> [OBJECTIVE] Say how many lines include "views", with no words around the number.
[START]
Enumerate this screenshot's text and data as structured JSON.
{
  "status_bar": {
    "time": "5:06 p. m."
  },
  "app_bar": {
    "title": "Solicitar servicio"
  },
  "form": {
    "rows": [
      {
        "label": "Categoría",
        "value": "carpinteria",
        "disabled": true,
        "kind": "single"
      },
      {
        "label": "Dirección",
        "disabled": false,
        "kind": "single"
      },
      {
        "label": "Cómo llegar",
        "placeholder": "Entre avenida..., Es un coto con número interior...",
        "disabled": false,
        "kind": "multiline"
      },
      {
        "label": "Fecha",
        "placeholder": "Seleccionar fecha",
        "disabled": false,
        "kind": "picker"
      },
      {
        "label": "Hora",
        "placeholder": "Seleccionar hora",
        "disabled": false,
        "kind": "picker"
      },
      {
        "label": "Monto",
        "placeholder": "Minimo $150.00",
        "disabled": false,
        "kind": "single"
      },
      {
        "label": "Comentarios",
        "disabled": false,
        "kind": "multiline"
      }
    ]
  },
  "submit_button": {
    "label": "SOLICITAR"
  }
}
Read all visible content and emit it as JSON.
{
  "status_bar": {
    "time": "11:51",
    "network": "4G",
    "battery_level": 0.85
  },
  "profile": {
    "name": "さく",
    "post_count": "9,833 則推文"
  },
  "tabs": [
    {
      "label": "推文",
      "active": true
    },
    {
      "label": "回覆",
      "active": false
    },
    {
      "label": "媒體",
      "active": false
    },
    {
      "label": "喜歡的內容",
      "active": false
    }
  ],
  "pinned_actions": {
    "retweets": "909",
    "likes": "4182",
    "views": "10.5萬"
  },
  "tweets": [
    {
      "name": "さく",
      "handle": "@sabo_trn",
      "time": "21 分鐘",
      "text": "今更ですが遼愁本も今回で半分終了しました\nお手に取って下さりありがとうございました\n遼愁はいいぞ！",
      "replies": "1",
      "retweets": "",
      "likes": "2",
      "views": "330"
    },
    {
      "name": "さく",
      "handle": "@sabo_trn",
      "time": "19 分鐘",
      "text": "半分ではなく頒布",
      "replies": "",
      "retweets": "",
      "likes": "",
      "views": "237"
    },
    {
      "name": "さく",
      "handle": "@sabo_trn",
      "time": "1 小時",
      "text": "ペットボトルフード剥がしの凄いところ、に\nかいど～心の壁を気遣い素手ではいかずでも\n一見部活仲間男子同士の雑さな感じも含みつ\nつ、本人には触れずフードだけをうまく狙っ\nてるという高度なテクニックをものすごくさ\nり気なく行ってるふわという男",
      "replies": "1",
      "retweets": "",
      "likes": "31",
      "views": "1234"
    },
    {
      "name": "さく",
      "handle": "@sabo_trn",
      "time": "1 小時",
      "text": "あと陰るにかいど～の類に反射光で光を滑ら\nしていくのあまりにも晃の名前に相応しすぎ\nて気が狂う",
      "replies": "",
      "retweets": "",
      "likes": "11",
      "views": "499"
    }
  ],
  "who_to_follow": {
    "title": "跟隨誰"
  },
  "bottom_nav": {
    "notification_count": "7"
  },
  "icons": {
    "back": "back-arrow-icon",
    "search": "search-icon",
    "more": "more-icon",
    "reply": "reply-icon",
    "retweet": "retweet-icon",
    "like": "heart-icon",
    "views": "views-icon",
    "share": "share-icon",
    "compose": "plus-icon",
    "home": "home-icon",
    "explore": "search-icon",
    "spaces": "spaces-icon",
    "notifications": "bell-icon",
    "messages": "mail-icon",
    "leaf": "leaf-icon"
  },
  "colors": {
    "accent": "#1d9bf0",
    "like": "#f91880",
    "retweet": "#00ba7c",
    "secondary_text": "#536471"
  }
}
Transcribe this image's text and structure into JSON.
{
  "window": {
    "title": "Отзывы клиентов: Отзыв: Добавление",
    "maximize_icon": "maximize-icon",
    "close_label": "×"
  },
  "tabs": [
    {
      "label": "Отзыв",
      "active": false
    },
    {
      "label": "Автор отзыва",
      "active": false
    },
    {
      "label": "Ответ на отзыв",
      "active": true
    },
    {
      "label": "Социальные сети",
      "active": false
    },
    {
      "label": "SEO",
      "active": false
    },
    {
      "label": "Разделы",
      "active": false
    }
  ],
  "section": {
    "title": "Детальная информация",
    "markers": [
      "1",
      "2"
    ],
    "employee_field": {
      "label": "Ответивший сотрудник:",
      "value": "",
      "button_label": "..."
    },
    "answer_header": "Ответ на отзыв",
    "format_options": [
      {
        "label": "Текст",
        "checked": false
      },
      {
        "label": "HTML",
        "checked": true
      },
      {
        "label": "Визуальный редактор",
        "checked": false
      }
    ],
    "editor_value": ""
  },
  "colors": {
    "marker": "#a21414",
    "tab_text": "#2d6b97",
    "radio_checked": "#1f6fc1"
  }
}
[END]
> [CORRECT OUTPUT] 6